** start Listed records **

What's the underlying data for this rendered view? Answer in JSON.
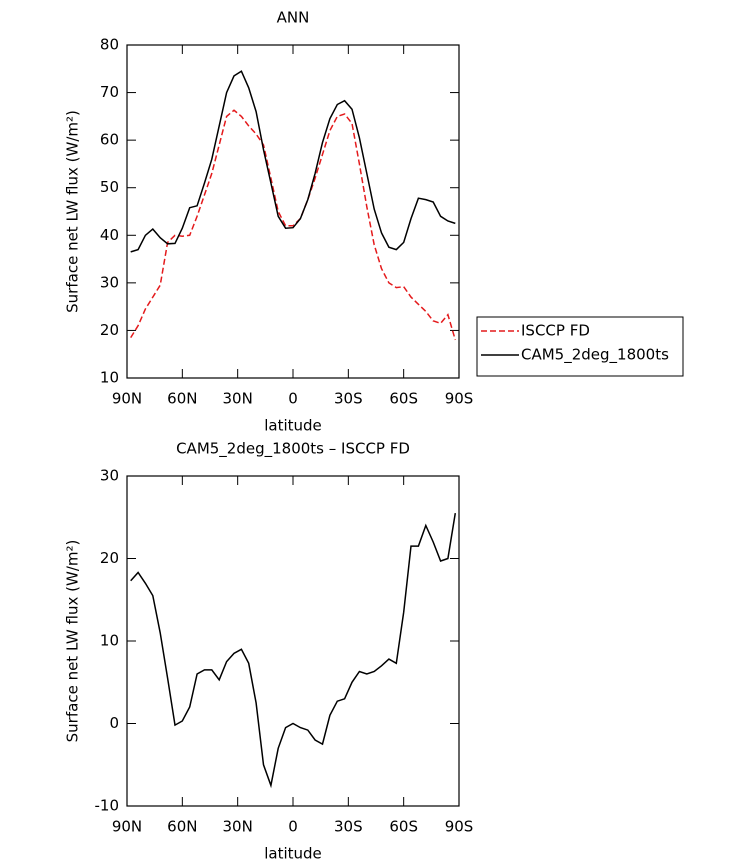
{
  "chart_data": [
    {
      "type": "line",
      "title": "ANN",
      "xlabel": "latitude",
      "ylabel": "Surface net LW flux (W/m²)",
      "x": [
        88,
        84,
        80,
        76,
        72,
        68,
        64,
        60,
        56,
        52,
        48,
        44,
        40,
        36,
        32,
        28,
        24,
        20,
        16,
        12,
        8,
        4,
        0,
        -4,
        -8,
        -12,
        -16,
        -20,
        -24,
        -28,
        -32,
        -36,
        -40,
        -44,
        -48,
        -52,
        -56,
        -60,
        -64,
        -68,
        -72,
        -76,
        -80,
        -84,
        -88
      ],
      "series": [
        {
          "name": "ISCCP FD",
          "color": "#e41a1c",
          "dashed": true,
          "values": [
            18.5,
            21,
            24.5,
            27,
            29.5,
            38.5,
            40,
            39.8,
            40,
            44,
            48.5,
            53,
            59,
            65,
            66.3,
            65,
            63,
            61.3,
            59,
            52,
            45,
            42,
            42,
            43.5,
            47.5,
            52,
            57,
            62,
            65,
            65.5,
            63.5,
            55,
            46,
            38,
            33,
            30,
            29,
            29.2,
            27,
            25.5,
            24,
            22,
            21.5,
            23.3,
            18
          ]
        },
        {
          "name": "CAM5_2deg_1800ts",
          "color": "#000000",
          "dashed": false,
          "values": [
            36.5,
            37,
            40,
            41.3,
            39.5,
            38.2,
            38.3,
            41.5,
            45.8,
            46.2,
            51,
            56,
            63,
            70,
            73.5,
            74.5,
            71,
            66,
            58,
            51,
            44,
            41.5,
            41.6,
            43.5,
            47.5,
            53,
            59.5,
            64.5,
            67.5,
            68.3,
            66.5,
            60.5,
            53,
            45.5,
            40.5,
            37.5,
            37,
            38.5,
            43.5,
            47.8,
            47.5,
            47,
            44,
            43,
            42.5
          ]
        }
      ],
      "xlim": [
        90,
        -90
      ],
      "xticks": [
        {
          "value": 90,
          "label": "90N"
        },
        {
          "value": 60,
          "label": "60N"
        },
        {
          "value": 30,
          "label": "30N"
        },
        0,
        {
          "value": -30,
          "label": "30S"
        },
        {
          "value": -60,
          "label": "60S"
        },
        {
          "value": -90,
          "label": "90S"
        }
      ],
      "ylim": [
        10,
        80
      ],
      "yticks": [
        10,
        20,
        30,
        40,
        50,
        60,
        70,
        80
      ],
      "legend": "right"
    },
    {
      "type": "line",
      "title": "CAM5_2deg_1800ts – ISCCP FD",
      "xlabel": "latitude",
      "ylabel": "Surface net LW flux (W/m²)",
      "x": [
        88,
        84,
        80,
        76,
        72,
        68,
        64,
        60,
        56,
        52,
        48,
        44,
        40,
        36,
        32,
        28,
        24,
        20,
        16,
        12,
        8,
        4,
        0,
        -4,
        -8,
        -12,
        -16,
        -20,
        -24,
        -28,
        -32,
        -36,
        -40,
        -44,
        -48,
        -52,
        -56,
        -60,
        -64,
        -68,
        -72,
        -76,
        -80,
        -84,
        -88
      ],
      "series": [
        {
          "color": "#000000",
          "dashed": false,
          "values": [
            17.3,
            18.3,
            17,
            15.5,
            11,
            5.5,
            -0.2,
            0.3,
            2,
            6,
            6.5,
            6.5,
            5.3,
            7.5,
            8.5,
            9,
            7.3,
            2.5,
            -5,
            -7.5,
            -3,
            -0.5,
            0,
            -0.5,
            -0.8,
            -2,
            -2.5,
            1,
            2.7,
            3,
            5,
            6.3,
            6,
            6.3,
            7,
            7.8,
            7.3,
            13.5,
            21.5,
            21.5,
            24,
            22,
            19.7,
            20,
            25.5
          ]
        }
      ],
      "xlim": [
        90,
        -90
      ],
      "xticks": [
        {
          "value": 90,
          "label": "90N"
        },
        {
          "value": 60,
          "label": "60N"
        },
        {
          "value": 30,
          "label": "30N"
        },
        0,
        {
          "value": -30,
          "label": "30S"
        },
        {
          "value": -60,
          "label": "60S"
        },
        {
          "value": -90,
          "label": "90S"
        }
      ],
      "ylim": [
        -10,
        30
      ],
      "yticks": [
        -10,
        0,
        10,
        20,
        30
      ]
    }
  ]
}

** end Listed records **

- _Exercise objective_:
Which lines hold the word "ISCCP"? Copy each of them from the records.

- _Answer to the problem_:
          "name": "ISCCP FD",
      "title": "CAM5_2deg_1800ts – ISCCP FD",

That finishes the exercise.